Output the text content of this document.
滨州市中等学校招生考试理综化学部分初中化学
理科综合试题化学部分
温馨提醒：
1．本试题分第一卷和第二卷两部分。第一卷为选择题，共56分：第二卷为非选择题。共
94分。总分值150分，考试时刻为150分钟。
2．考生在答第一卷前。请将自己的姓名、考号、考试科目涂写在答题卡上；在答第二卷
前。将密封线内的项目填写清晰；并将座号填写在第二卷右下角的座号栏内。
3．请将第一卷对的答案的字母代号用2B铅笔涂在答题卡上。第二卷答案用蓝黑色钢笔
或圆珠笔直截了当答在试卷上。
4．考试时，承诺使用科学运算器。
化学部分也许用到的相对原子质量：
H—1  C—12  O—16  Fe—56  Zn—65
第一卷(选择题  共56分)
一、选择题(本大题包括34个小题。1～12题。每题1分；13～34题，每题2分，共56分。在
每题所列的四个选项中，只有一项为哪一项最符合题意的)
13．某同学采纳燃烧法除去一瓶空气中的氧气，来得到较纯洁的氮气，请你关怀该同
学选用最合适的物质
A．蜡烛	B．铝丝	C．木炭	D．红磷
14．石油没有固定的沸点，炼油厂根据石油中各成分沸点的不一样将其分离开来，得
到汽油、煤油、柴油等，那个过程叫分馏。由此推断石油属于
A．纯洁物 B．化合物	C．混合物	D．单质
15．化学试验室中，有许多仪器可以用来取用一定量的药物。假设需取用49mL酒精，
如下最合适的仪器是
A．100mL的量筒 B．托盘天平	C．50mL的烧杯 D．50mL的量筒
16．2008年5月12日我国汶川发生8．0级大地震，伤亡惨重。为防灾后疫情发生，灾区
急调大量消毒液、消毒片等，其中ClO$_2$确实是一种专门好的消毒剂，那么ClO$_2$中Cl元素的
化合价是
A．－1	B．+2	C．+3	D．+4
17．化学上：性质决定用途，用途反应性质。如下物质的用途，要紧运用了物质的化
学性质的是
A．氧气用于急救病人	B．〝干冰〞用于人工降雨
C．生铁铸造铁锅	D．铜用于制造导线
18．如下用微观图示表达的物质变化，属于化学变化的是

...

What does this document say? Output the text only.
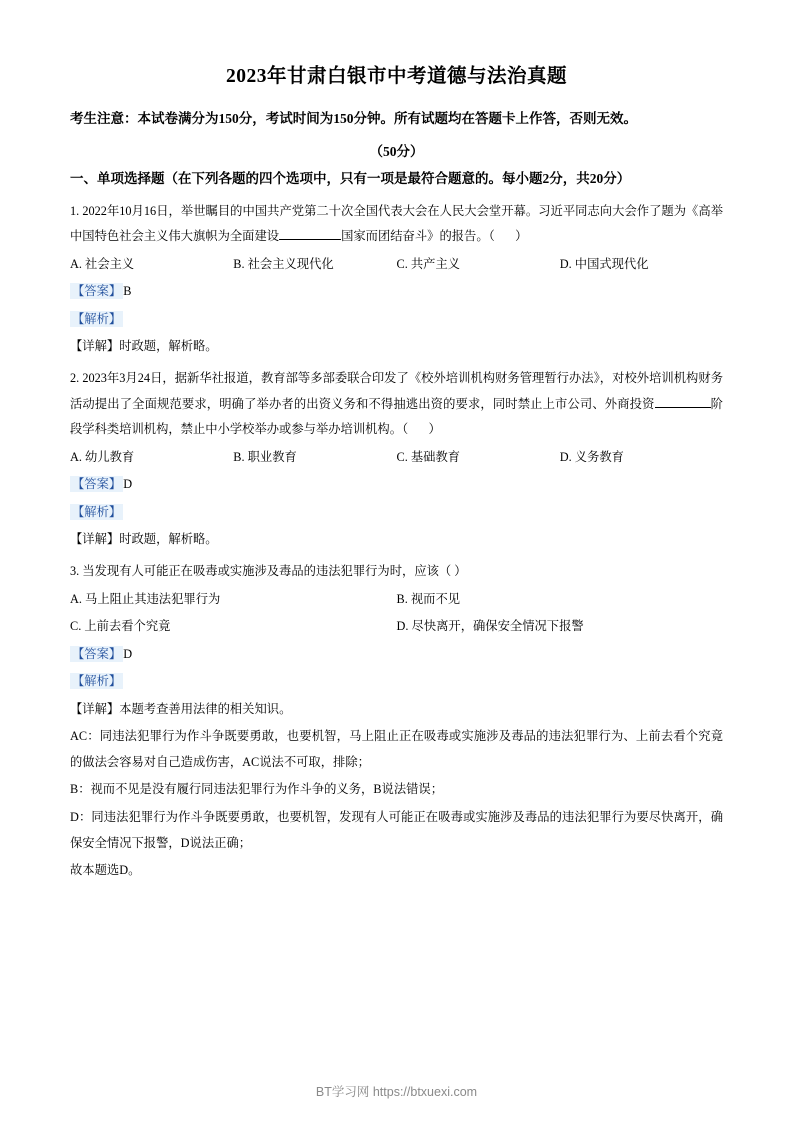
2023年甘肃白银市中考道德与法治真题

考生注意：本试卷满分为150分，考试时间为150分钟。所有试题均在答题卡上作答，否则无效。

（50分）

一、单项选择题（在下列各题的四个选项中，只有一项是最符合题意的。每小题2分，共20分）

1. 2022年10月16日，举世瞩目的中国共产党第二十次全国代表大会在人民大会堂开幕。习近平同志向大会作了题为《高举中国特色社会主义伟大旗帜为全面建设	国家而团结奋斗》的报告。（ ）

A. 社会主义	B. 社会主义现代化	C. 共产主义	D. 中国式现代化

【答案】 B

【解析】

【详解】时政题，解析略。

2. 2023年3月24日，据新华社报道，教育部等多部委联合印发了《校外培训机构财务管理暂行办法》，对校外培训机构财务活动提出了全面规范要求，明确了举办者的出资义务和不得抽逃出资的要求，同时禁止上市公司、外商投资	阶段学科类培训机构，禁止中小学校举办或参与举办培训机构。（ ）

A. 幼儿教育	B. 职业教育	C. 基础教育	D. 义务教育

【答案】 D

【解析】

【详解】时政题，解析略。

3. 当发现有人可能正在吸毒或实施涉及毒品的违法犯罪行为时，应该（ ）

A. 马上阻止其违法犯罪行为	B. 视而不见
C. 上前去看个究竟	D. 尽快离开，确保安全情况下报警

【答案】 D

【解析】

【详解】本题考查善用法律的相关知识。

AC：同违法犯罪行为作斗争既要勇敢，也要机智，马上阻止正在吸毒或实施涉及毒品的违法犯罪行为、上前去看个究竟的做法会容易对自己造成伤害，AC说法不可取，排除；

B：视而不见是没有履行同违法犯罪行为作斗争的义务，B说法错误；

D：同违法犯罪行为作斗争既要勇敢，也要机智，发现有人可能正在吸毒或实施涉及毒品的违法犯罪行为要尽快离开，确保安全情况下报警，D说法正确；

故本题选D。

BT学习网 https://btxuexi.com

---

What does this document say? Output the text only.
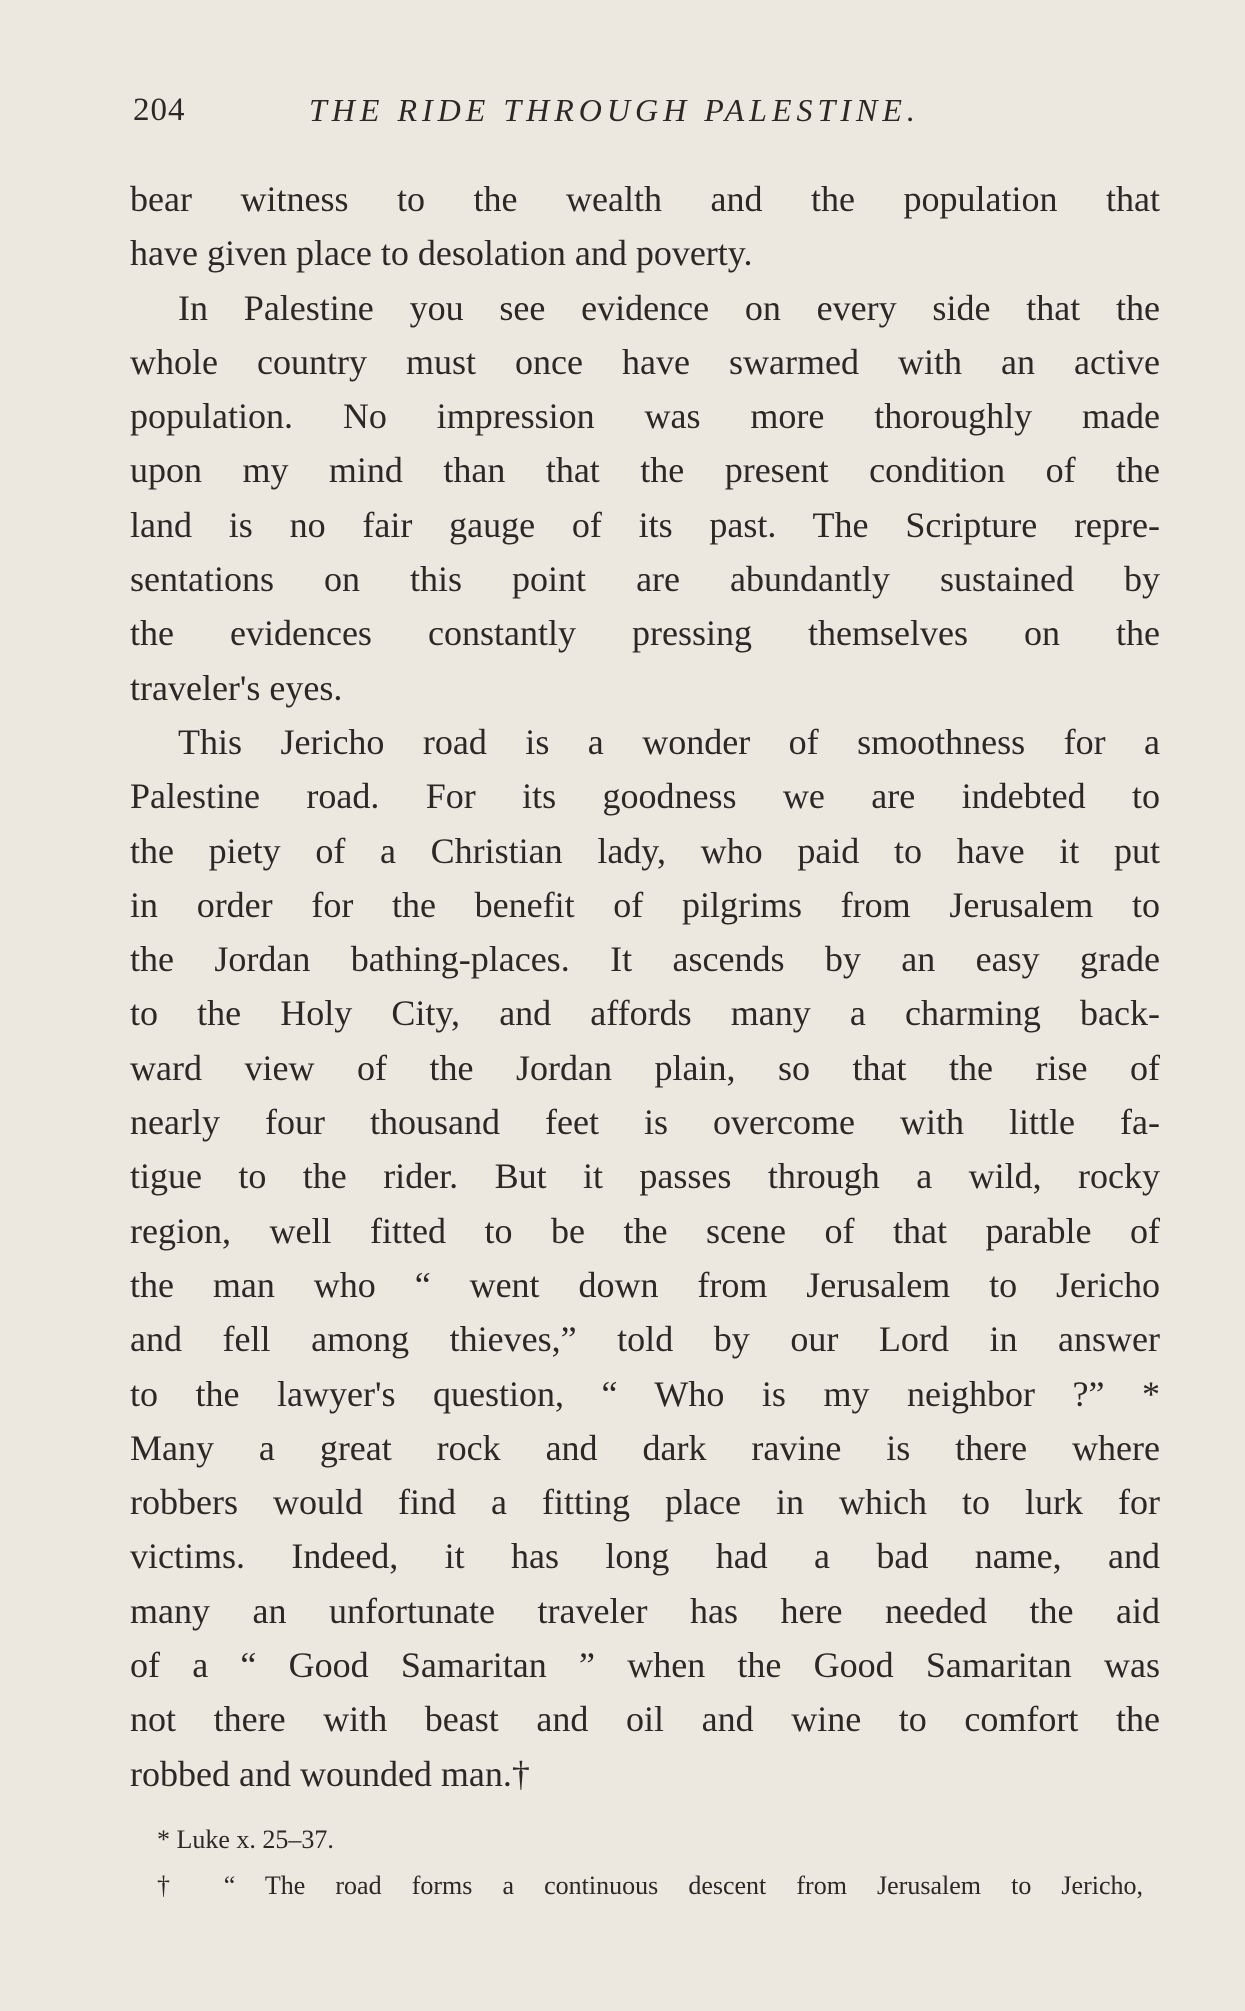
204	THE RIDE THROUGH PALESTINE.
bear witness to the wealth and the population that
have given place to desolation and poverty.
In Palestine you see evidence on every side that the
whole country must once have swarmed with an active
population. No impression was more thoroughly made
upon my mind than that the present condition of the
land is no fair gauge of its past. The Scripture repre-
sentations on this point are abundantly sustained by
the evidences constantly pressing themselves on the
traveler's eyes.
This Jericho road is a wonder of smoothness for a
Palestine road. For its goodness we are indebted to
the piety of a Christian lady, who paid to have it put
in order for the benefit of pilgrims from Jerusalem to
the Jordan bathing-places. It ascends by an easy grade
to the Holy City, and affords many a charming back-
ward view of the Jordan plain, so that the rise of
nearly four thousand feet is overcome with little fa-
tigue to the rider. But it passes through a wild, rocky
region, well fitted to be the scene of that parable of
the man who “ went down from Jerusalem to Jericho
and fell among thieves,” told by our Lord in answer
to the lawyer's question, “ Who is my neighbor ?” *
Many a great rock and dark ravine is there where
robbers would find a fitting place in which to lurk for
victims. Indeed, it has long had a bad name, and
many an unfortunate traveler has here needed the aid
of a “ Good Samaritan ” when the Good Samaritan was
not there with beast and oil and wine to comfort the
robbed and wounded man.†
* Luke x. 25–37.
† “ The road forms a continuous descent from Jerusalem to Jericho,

## WHAT YOU HAVE TO DO
Show all lines from the data above in which the word "with" appears.

## WORKED ANSWER
whole country must once have swarmed with an active
nearly four thousand feet is overcome with little fa-
not there with beast and oil and wine to comfort the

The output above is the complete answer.